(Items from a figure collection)

:::::

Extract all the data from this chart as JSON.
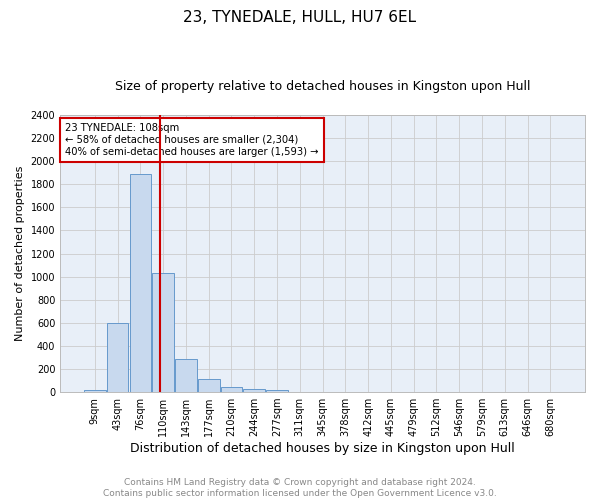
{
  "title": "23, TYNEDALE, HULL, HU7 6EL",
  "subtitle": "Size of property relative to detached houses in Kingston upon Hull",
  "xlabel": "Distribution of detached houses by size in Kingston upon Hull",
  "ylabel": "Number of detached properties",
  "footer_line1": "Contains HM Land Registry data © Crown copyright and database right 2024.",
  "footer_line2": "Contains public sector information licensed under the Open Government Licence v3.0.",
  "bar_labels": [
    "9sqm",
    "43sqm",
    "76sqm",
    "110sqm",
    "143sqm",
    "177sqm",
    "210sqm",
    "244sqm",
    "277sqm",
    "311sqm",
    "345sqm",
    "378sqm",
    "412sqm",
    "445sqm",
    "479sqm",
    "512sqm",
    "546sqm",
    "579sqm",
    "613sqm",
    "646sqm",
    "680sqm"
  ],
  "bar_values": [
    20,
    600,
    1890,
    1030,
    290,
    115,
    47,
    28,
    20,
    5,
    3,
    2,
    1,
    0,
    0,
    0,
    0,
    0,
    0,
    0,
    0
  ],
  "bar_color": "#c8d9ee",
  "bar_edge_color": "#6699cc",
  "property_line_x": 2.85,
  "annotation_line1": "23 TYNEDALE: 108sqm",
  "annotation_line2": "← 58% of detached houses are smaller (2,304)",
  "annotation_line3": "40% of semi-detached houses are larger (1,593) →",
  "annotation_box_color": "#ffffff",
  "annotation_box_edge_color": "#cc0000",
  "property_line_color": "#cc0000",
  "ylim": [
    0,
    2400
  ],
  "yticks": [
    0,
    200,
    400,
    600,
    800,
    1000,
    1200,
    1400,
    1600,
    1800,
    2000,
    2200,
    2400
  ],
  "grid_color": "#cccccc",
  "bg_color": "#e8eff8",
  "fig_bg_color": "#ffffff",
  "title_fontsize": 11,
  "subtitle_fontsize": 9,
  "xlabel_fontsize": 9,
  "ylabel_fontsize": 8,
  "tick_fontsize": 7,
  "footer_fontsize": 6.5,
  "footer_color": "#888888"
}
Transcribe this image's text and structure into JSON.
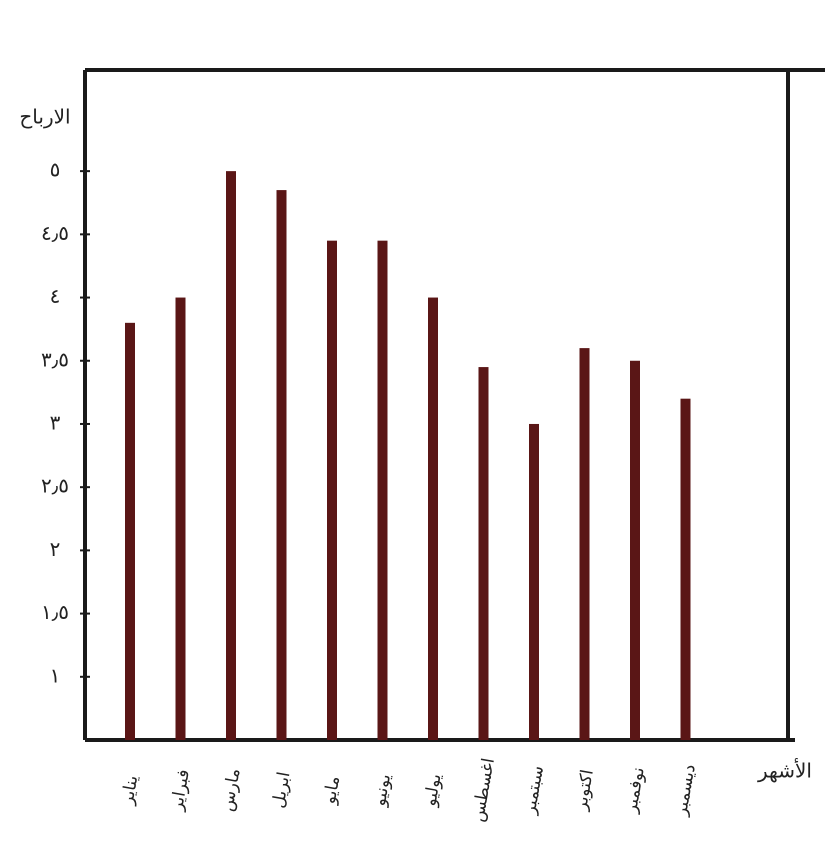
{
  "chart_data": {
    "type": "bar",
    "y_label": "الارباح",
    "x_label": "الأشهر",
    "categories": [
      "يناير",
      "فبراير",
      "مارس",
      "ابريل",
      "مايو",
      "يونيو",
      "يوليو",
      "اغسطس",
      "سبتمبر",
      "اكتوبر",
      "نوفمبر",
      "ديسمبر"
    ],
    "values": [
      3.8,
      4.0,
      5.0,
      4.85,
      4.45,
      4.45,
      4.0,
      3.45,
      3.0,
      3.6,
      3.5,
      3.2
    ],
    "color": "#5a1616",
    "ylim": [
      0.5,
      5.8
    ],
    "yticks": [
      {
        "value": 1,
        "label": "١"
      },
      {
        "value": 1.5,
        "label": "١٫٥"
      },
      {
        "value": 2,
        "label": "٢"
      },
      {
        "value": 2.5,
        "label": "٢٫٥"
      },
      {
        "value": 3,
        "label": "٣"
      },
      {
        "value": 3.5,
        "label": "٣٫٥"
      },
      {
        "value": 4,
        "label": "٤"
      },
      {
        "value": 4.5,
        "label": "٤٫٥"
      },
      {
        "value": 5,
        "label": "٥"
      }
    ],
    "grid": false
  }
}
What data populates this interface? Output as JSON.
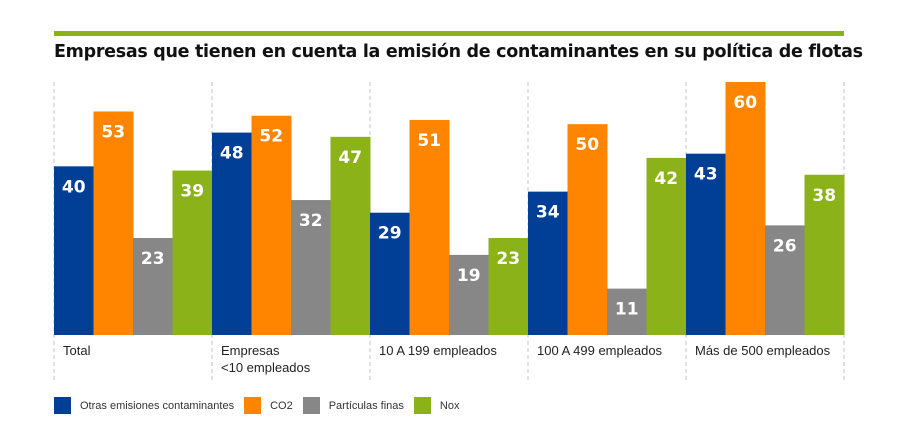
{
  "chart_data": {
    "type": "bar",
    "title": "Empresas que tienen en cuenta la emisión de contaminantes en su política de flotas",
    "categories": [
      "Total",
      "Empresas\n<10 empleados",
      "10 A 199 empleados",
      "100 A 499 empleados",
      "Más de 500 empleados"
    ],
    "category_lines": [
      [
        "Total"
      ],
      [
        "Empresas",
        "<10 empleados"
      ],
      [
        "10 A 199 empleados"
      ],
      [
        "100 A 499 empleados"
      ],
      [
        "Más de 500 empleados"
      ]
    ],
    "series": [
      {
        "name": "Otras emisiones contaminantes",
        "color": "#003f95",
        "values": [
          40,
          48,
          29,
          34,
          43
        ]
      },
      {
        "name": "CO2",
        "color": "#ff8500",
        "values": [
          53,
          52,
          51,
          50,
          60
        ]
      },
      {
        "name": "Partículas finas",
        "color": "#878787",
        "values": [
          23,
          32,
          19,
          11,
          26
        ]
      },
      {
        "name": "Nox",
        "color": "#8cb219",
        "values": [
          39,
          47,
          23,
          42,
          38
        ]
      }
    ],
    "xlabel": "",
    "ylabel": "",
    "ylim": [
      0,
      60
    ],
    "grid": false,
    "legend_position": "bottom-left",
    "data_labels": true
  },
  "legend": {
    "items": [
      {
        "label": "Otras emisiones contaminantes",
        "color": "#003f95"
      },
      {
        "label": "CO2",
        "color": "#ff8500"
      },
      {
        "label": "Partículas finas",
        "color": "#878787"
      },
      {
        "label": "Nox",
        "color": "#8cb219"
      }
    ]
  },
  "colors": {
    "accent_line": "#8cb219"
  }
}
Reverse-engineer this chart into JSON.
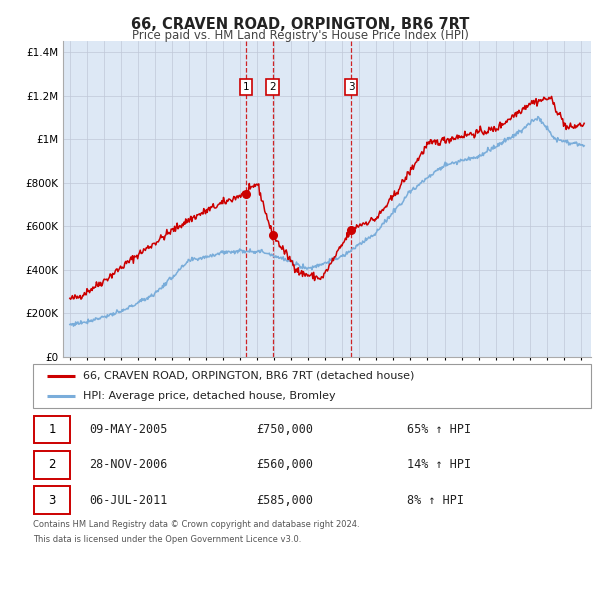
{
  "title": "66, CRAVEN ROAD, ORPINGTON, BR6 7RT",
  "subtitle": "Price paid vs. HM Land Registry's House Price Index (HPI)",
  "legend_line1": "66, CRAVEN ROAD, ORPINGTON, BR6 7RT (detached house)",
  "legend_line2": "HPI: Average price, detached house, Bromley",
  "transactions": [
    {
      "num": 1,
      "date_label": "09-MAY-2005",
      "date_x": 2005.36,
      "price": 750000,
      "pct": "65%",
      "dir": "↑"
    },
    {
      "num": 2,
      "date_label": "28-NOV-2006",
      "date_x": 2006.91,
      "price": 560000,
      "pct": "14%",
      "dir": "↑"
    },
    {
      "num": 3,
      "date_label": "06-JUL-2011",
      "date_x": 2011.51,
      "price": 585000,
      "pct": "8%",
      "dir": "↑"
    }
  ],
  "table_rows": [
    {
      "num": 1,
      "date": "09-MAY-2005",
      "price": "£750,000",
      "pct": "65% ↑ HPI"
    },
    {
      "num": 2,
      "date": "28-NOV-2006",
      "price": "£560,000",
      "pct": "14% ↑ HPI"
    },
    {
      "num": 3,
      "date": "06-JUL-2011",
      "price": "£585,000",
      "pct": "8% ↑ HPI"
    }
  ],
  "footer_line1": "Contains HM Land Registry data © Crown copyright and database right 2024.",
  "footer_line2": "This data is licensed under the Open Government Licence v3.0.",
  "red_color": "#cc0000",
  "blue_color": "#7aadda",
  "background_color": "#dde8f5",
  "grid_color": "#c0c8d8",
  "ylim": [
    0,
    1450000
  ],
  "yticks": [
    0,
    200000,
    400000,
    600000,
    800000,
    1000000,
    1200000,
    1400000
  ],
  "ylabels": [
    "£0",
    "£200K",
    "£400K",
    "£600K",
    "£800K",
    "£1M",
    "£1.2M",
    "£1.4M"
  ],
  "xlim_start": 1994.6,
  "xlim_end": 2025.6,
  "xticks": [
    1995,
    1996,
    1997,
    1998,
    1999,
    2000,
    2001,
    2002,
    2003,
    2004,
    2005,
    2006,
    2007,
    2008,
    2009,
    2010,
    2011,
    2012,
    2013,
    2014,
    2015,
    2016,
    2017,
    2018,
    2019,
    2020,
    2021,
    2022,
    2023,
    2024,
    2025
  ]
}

:::::

_Stated exercise_
Reproduce every line precisely as given, omitting all pictures.

_Correct output_
Extract all the data from this chart as JSON.
{
  "title": "23, TYNEDALE, HULL, HU7 6EL",
  "subtitle": "Size of property relative to detached houses in Kingston upon Hull",
  "xlabel": "Distribution of detached houses by size in Kingston upon Hull",
  "ylabel": "Number of detached properties",
  "footer_line1": "Contains HM Land Registry data © Crown copyright and database right 2024.",
  "footer_line2": "Contains public sector information licensed under the Open Government Licence v3.0.",
  "bar_labels": [
    "9sqm",
    "43sqm",
    "76sqm",
    "110sqm",
    "143sqm",
    "177sqm",
    "210sqm",
    "244sqm",
    "277sqm",
    "311sqm",
    "345sqm",
    "378sqm",
    "412sqm",
    "445sqm",
    "479sqm",
    "512sqm",
    "546sqm",
    "579sqm",
    "613sqm",
    "646sqm",
    "680sqm"
  ],
  "bar_values": [
    20,
    600,
    1890,
    1030,
    290,
    115,
    47,
    28,
    20,
    5,
    3,
    2,
    1,
    0,
    0,
    0,
    0,
    0,
    0,
    0,
    0
  ],
  "bar_color": "#c8d9ee",
  "bar_edge_color": "#6699cc",
  "property_line_x": 2.85,
  "annotation_line1": "23 TYNEDALE: 108sqm",
  "annotation_line2": "← 58% of detached houses are smaller (2,304)",
  "annotation_line3": "40% of semi-detached houses are larger (1,593) →",
  "annotation_box_color": "#ffffff",
  "annotation_box_edge_color": "#cc0000",
  "property_line_color": "#cc0000",
  "ylim": [
    0,
    2400
  ],
  "yticks": [
    0,
    200,
    400,
    600,
    800,
    1000,
    1200,
    1400,
    1600,
    1800,
    2000,
    2200,
    2400
  ],
  "grid_color": "#cccccc",
  "bg_color": "#e8eff8",
  "fig_bg_color": "#ffffff",
  "title_fontsize": 11,
  "subtitle_fontsize": 9,
  "xlabel_fontsize": 9,
  "ylabel_fontsize": 8,
  "tick_fontsize": 7,
  "footer_fontsize": 6.5,
  "footer_color": "#888888"
}
Transcribe this image's text and structure into JSON.
{
  "chart_data": {
    "type": "bar",
    "y_label": "الارباح",
    "x_label": "الأشهر",
    "categories": [
      "يناير",
      "فبراير",
      "مارس",
      "ابريل",
      "مايو",
      "يونيو",
      "يوليو",
      "اغسطس",
      "سبتمبر",
      "اكتوبر",
      "نوفمبر",
      "ديسمبر"
    ],
    "values": [
      3.8,
      4.0,
      5.0,
      4.85,
      4.45,
      4.45,
      4.0,
      3.45,
      3.0,
      3.6,
      3.5,
      3.2
    ],
    "color": "#5a1616",
    "ylim": [
      0.5,
      5.8
    ],
    "yticks": [
      {
        "value": 1,
        "label": "١"
      },
      {
        "value": 1.5,
        "label": "١٫٥"
      },
      {
        "value": 2,
        "label": "٢"
      },
      {
        "value": 2.5,
        "label": "٢٫٥"
      },
      {
        "value": 3,
        "label": "٣"
      },
      {
        "value": 3.5,
        "label": "٣٫٥"
      },
      {
        "value": 4,
        "label": "٤"
      },
      {
        "value": 4.5,
        "label": "٤٫٥"
      },
      {
        "value": 5,
        "label": "٥"
      }
    ],
    "grid": false
  }
}
What data populates this interface? Output as JSON.
{
  "chart_data": {
    "type": "bar",
    "title": "Empresas que tienen en cuenta la emisión de contaminantes en su política de flotas",
    "categories": [
      "Total",
      "Empresas\n<10 empleados",
      "10 A 199 empleados",
      "100 A 499 empleados",
      "Más de 500 empleados"
    ],
    "category_lines": [
      [
        "Total"
      ],
      [
        "Empresas",
        "<10 empleados"
      ],
      [
        "10 A 199 empleados"
      ],
      [
        "100 A 499 empleados"
      ],
      [
        "Más de 500 empleados"
      ]
    ],
    "series": [
      {
        "name": "Otras emisiones contaminantes",
        "color": "#003f95",
        "values": [
          40,
          48,
          29,
          34,
          43
        ]
      },
      {
        "name": "CO2",
        "color": "#ff8500",
        "values": [
          53,
          52,
          51,
          50,
          60
        ]
      },
      {
        "name": "Partículas finas",
        "color": "#878787",
        "values": [
          23,
          32,
          19,
          11,
          26
        ]
      },
      {
        "name": "Nox",
        "color": "#8cb219",
        "values": [
          39,
          47,
          23,
          42,
          38
        ]
      }
    ],
    "xlabel": "",
    "ylabel": "",
    "ylim": [
      0,
      60
    ],
    "grid": false,
    "legend_position": "bottom-left",
    "data_labels": true
  },
  "legend": {
    "items": [
      {
        "label": "Otras emisiones contaminantes",
        "color": "#003f95"
      },
      {
        "label": "CO2",
        "color": "#ff8500"
      },
      {
        "label": "Partículas finas",
        "color": "#878787"
      },
      {
        "label": "Nox",
        "color": "#8cb219"
      }
    ]
  },
  "colors": {
    "accent_line": "#8cb219"
  }
}
Reverse-engineer this chart into JSON.
{
  "title": "66, CRAVEN ROAD, ORPINGTON, BR6 7RT",
  "subtitle": "Price paid vs. HM Land Registry's House Price Index (HPI)",
  "legend_line1": "66, CRAVEN ROAD, ORPINGTON, BR6 7RT (detached house)",
  "legend_line2": "HPI: Average price, detached house, Bromley",
  "transactions": [
    {
      "num": 1,
      "date_label": "09-MAY-2005",
      "date_x": 2005.36,
      "price": 750000,
      "pct": "65%",
      "dir": "↑"
    },
    {
      "num": 2,
      "date_label": "28-NOV-2006",
      "date_x": 2006.91,
      "price": 560000,
      "pct": "14%",
      "dir": "↑"
    },
    {
      "num": 3,
      "date_label": "06-JUL-2011",
      "date_x": 2011.51,
      "price": 585000,
      "pct": "8%",
      "dir": "↑"
    }
  ],
  "table_rows": [
    {
      "num": 1,
      "date": "09-MAY-2005",
      "price": "£750,000",
      "pct": "65% ↑ HPI"
    },
    {
      "num": 2,
      "date": "28-NOV-2006",
      "price": "£560,000",
      "pct": "14% ↑ HPI"
    },
    {
      "num": 3,
      "date": "06-JUL-2011",
      "price": "£585,000",
      "pct": "8% ↑ HPI"
    }
  ],
  "footer_line1": "Contains HM Land Registry data © Crown copyright and database right 2024.",
  "footer_line2": "This data is licensed under the Open Government Licence v3.0.",
  "red_color": "#cc0000",
  "blue_color": "#7aadda",
  "background_color": "#dde8f5",
  "grid_color": "#c0c8d8",
  "ylim": [
    0,
    1450000
  ],
  "yticks": [
    0,
    200000,
    400000,
    600000,
    800000,
    1000000,
    1200000,
    1400000
  ],
  "ylabels": [
    "£0",
    "£200K",
    "£400K",
    "£600K",
    "£800K",
    "£1M",
    "£1.2M",
    "£1.4M"
  ],
  "xlim_start": 1994.6,
  "xlim_end": 2025.6,
  "xticks": [
    1995,
    1996,
    1997,
    1998,
    1999,
    2000,
    2001,
    2002,
    2003,
    2004,
    2005,
    2006,
    2007,
    2008,
    2009,
    2010,
    2011,
    2012,
    2013,
    2014,
    2015,
    2016,
    2017,
    2018,
    2019,
    2020,
    2021,
    2022,
    2023,
    2024,
    2025
  ]
}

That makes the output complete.